Dataset records:
━━━━━━━━

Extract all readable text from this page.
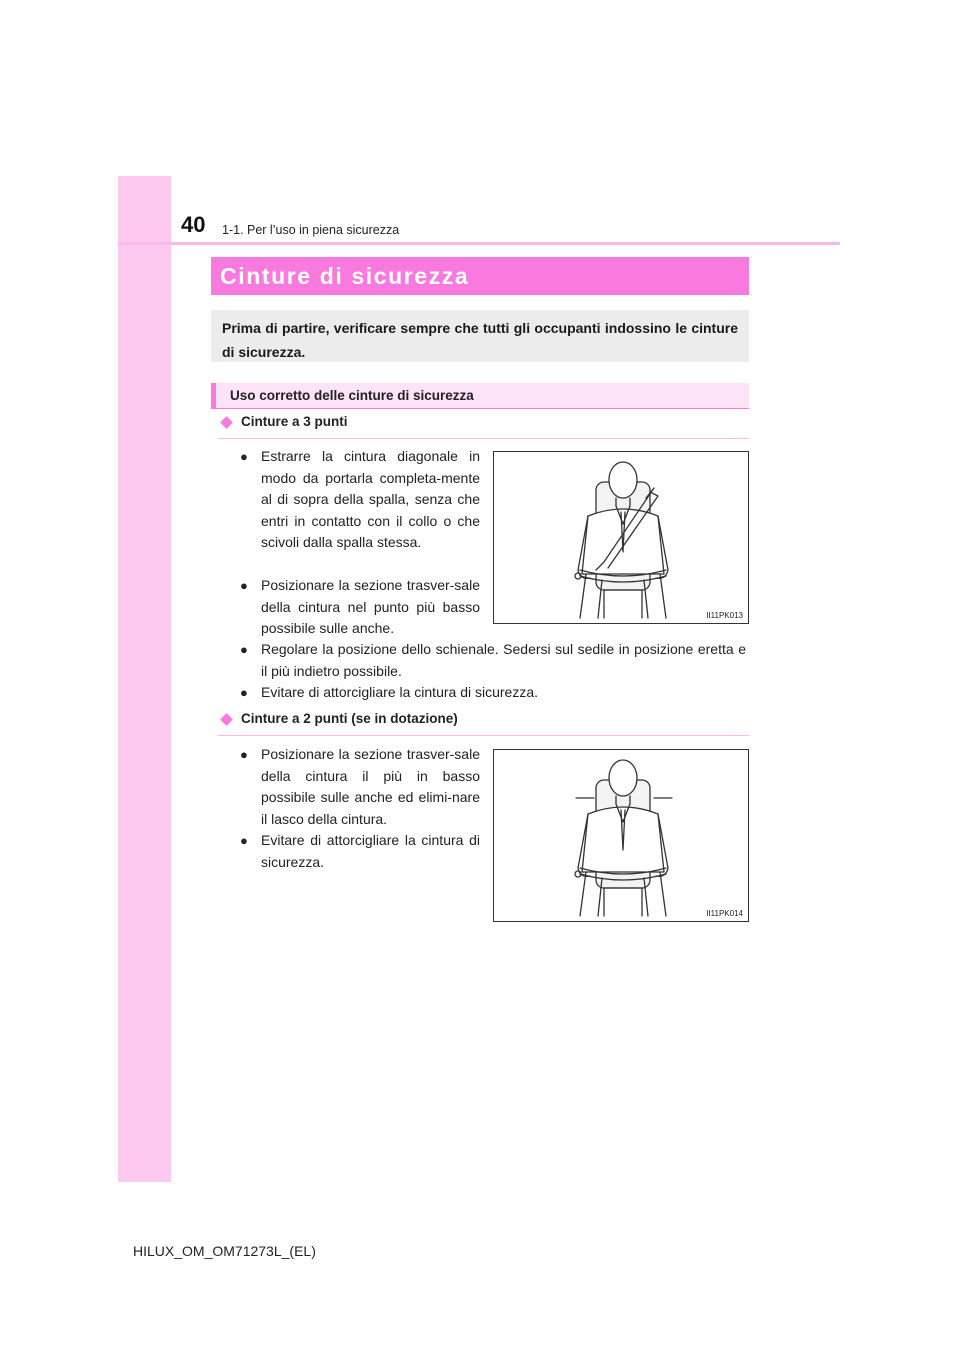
40 1-1. Per l’uso in piena sicurezza
Cinture di sicurezza
Prima di partire, verificare sempre che tutti gli occupanti indossino le cinture di sicurezza.
Uso corretto delle cinture di sicurezza
Cinture a 3 punti
● Estrarre la cintura diagonale in modo da portarla completa-mente al di sopra della spalla, senza che entri in contatto con il collo o che scivoli dalla spalla stessa.
● Posizionare la sezione trasver-sale della cintura nel punto più basso possibile sulle anche.
● Regolare la posizione dello schienale. Sedersi sul sedile in posizione eretta e il più indietro possibile.
● Evitare di attorcigliare la cintura di sicurezza.
II11PK013
Cinture a 2 punti (se in dotazione)
● Posizionare la sezione trasver-sale della cintura il più in basso possibile sulle anche ed elimi-nare il lasco della cintura.
● Evitare di attorcigliare la cintura di sicurezza.
II11PK014
HILUX_OM_OM71273L_(EL)
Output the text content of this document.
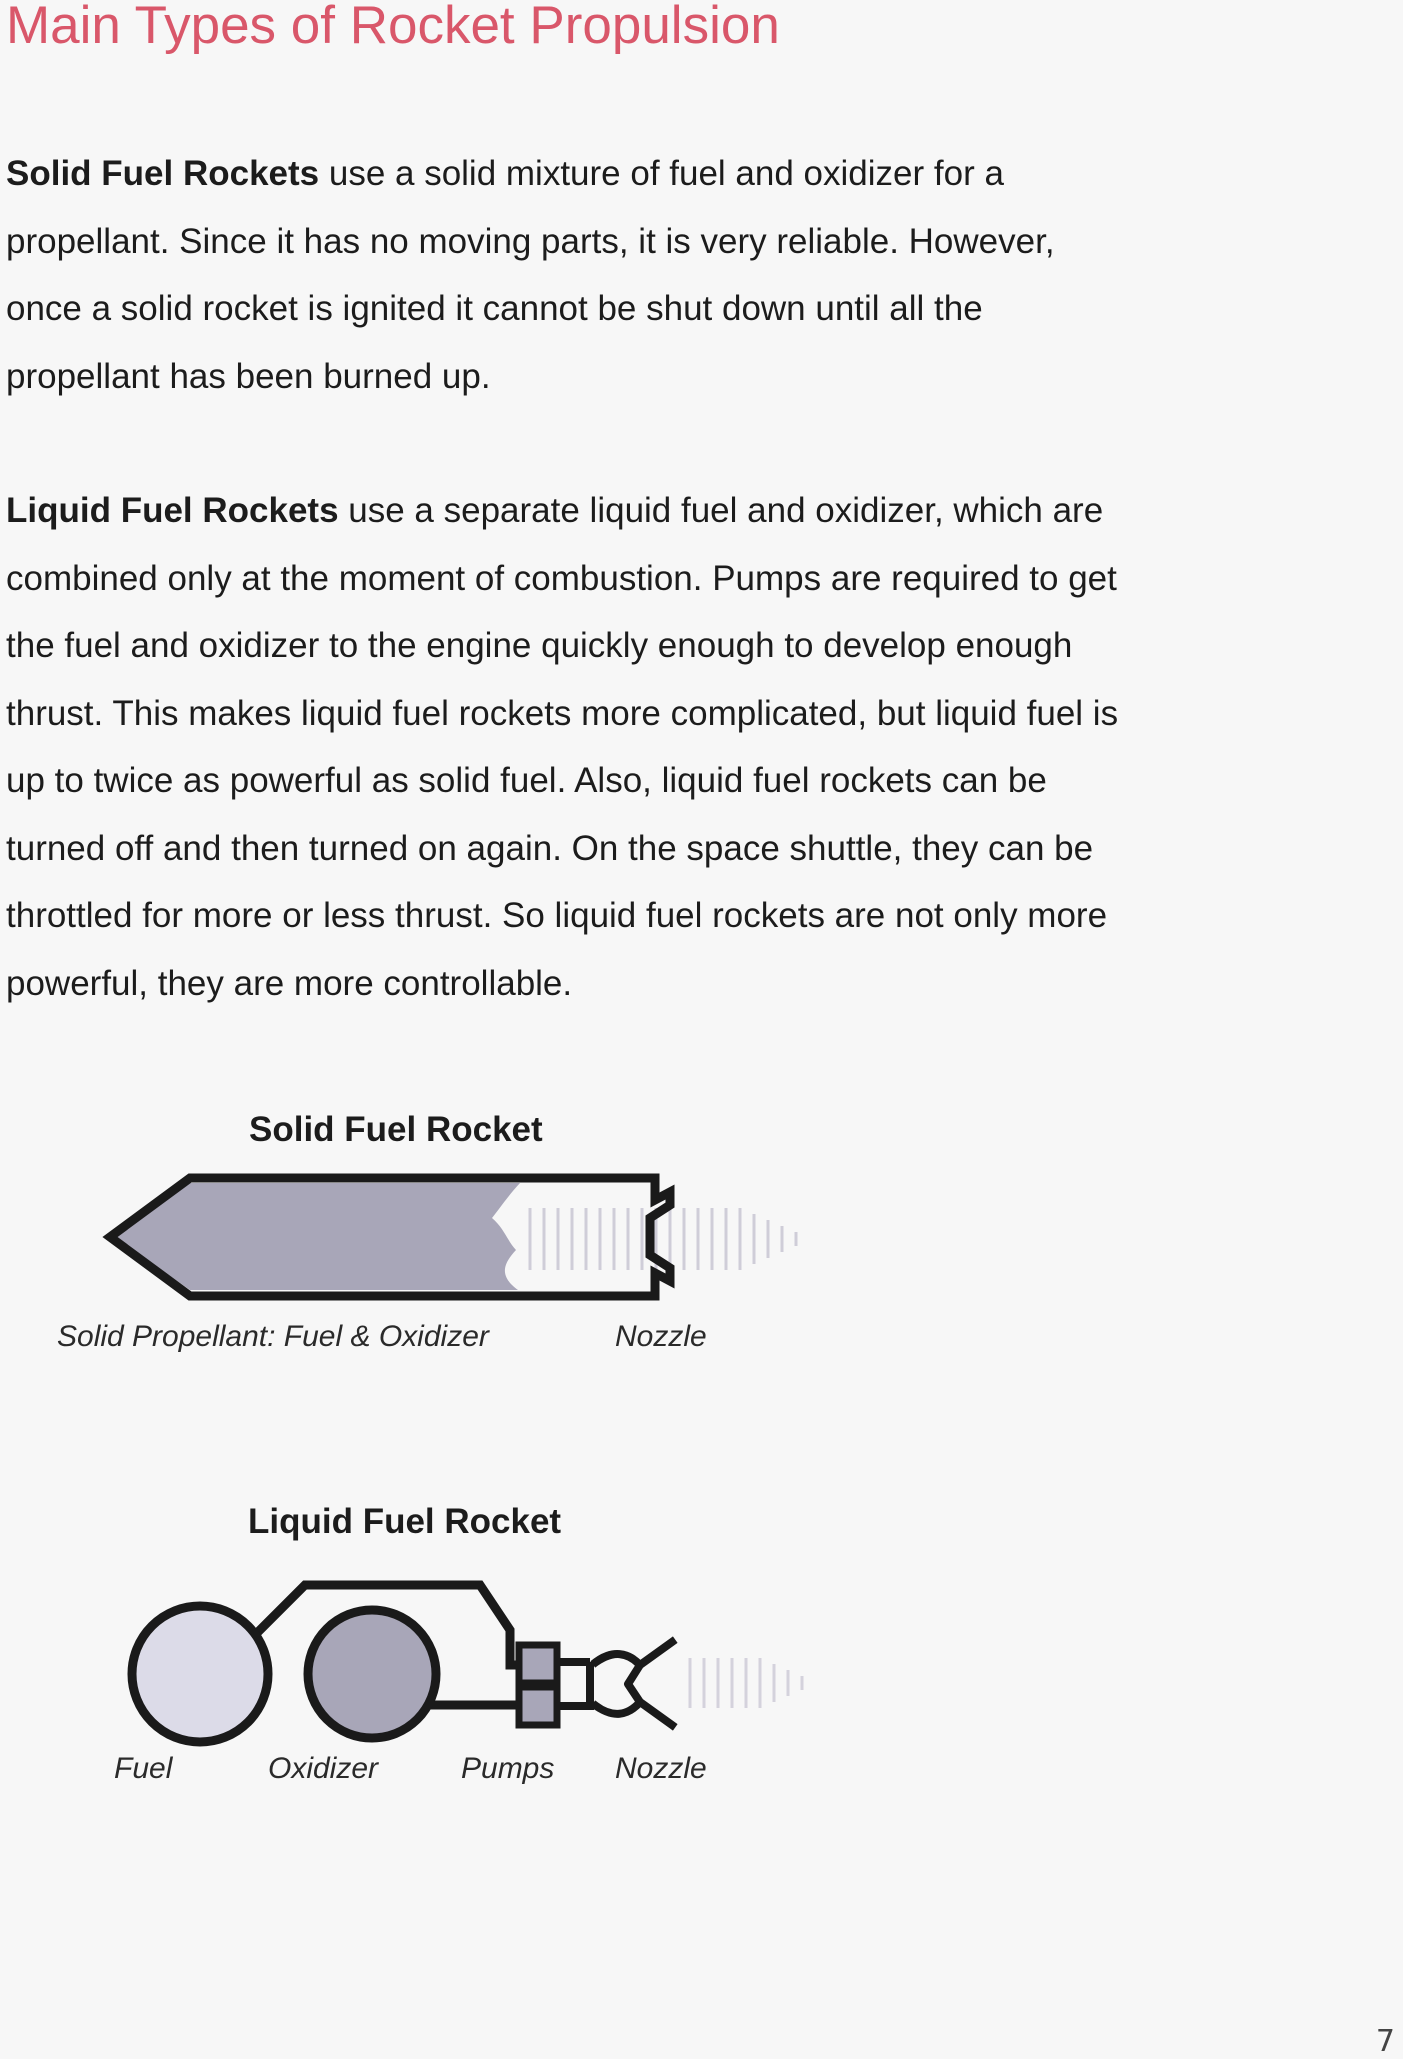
Main Types of Rocket Propulsion

Solid Fuel Rockets use a solid mixture of fuel and oxidizer for a
propellant. Since it has no moving parts, it is very reliable. However,
once a solid rocket is ignited it cannot be shut down until all the
propellant has been burned up.

Liquid Fuel Rockets use a separate liquid fuel and oxidizer, which are
combined only at the moment of combustion. Pumps are required to get
the fuel and oxidizer to the engine quickly enough to develop enough
thrust. This makes liquid fuel rockets more complicated, but liquid fuel is
up to twice as powerful as solid fuel. Also, liquid fuel rockets can be
turned off and then turned on again. On the space shuttle, they can be
throttled for more or less thrust. So liquid fuel rockets are not only more
powerful, they are more controllable.

Solid Fuel Rocket
Solid Propellant: Fuel & Oxidizer	Nozzle
Liquid Fuel Rocket
Fuel	Oxidizer	Pumps Nozzle
7
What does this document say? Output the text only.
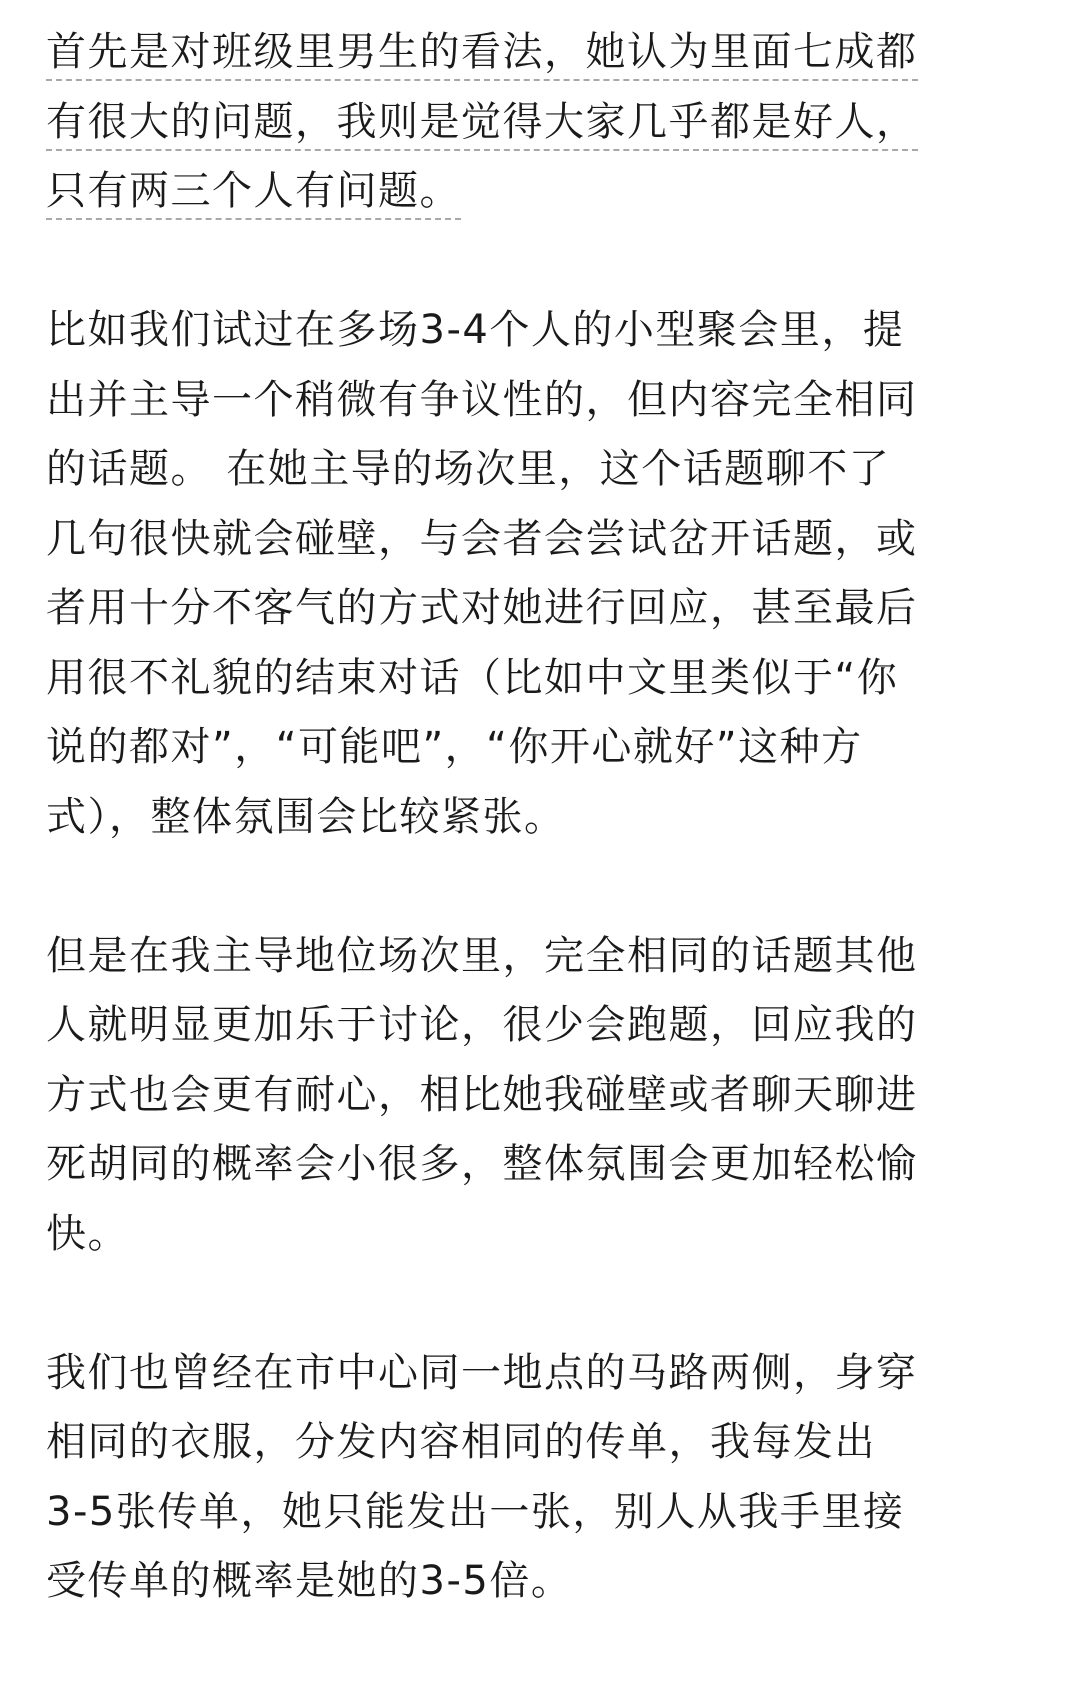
首先是对班级里男生的看法，她认为里面七成都
有很大的问题，我则是觉得大家几乎都是好人，
只有两三个人有问题。

比如我们试过在多场3-4个人的小型聚会里，提
出并主导一个稍微有争议性的，但内容完全相同
的话题。 在她主导的场次里，这个话题聊不了
几句很快就会碰壁，与会者会尝试岔开话题，或
者用十分不客气的方式对她进行回应，甚至最后
用很不礼貌的结束对话（比如中文里类似于“你
说的都对”，“可能吧”，“你开心就好”这种方
式），整体氛围会比较紧张。

但是在我主导地位场次里，完全相同的话题其他
人就明显更加乐于讨论，很少会跑题，回应我的
方式也会更有耐心，相比她我碰壁或者聊天聊进
死胡同的概率会小很多，整体氛围会更加轻松愉
快。

我们也曾经在市中心同一地点的马路两侧，身穿
相同的衣服，分发内容相同的传单，我每发出
3-5张传单，她只能发出一张，别人从我手里接
受传单的概率是她的3-5倍。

━━━━━━━━

WORK REQUIRED
Each record above should come back exactly the same, only without its pictures.

FULL ANSWER
Extract all readable text from this page.
40 1-1. Per l’uso in piena sicurezza
Cinture di sicurezza
Prima di partire, verificare sempre che tutti gli occupanti indossino le cinture di sicurezza.
Uso corretto delle cinture di sicurezza
Cinture a 3 punti
● Estrarre la cintura diagonale in modo da portarla completa-mente al di sopra della spalla, senza che entri in contatto con il collo o che scivoli dalla spalla stessa.
● Posizionare la sezione trasver-sale della cintura nel punto più basso possibile sulle anche.
● Regolare la posizione dello schienale. Sedersi sul sedile in posizione eretta e il più indietro possibile.
● Evitare di attorcigliare la cintura di sicurezza.
II11PK013
Cinture a 2 punti (se in dotazione)
● Posizionare la sezione trasver-sale della cintura il più in basso possibile sulle anche ed elimi-nare il lasco della cintura.
● Evitare di attorcigliare la cintura di sicurezza.
II11PK014
HILUX_OM_OM71273L_(EL)
Output the text content of this document.
Main Types of Rocket Propulsion

Solid Fuel Rockets use a solid mixture of fuel and oxidizer for a
propellant. Since it has no moving parts, it is very reliable. However,
once a solid rocket is ignited it cannot be shut down until all the
propellant has been burned up.

Liquid Fuel Rockets use a separate liquid fuel and oxidizer, which are
combined only at the moment of combustion. Pumps are required to get
the fuel and oxidizer to the engine quickly enough to develop enough
thrust. This makes liquid fuel rockets more complicated, but liquid fuel is
up to twice as powerful as solid fuel. Also, liquid fuel rockets can be
turned off and then turned on again. On the space shuttle, they can be
throttled for more or less thrust. So liquid fuel rockets are not only more
powerful, they are more controllable.

Solid Fuel Rocket
Solid Propellant: Fuel & Oxidizer	Nozzle
Liquid Fuel Rocket
Fuel	Oxidizer	Pumps Nozzle
7
What does this document say? Output the text only.
首先是对班级里男生的看法，她认为里面七成都
有很大的问题，我则是觉得大家几乎都是好人，
只有两三个人有问题。

比如我们试过在多场3-4个人的小型聚会里，提
出并主导一个稍微有争议性的，但内容完全相同
的话题。 在她主导的场次里，这个话题聊不了
几句很快就会碰壁，与会者会尝试岔开话题，或
者用十分不客气的方式对她进行回应，甚至最后
用很不礼貌的结束对话（比如中文里类似于“你
说的都对”，“可能吧”，“你开心就好”这种方
式），整体氛围会比较紧张。

但是在我主导地位场次里，完全相同的话题其他
人就明显更加乐于讨论，很少会跑题，回应我的
方式也会更有耐心，相比她我碰壁或者聊天聊进
死胡同的概率会小很多，整体氛围会更加轻松愉
快。

我们也曾经在市中心同一地点的马路两侧，身穿
相同的衣服，分发内容相同的传单，我每发出
3-5张传单，她只能发出一张，别人从我手里接
受传单的概率是她的3-5倍。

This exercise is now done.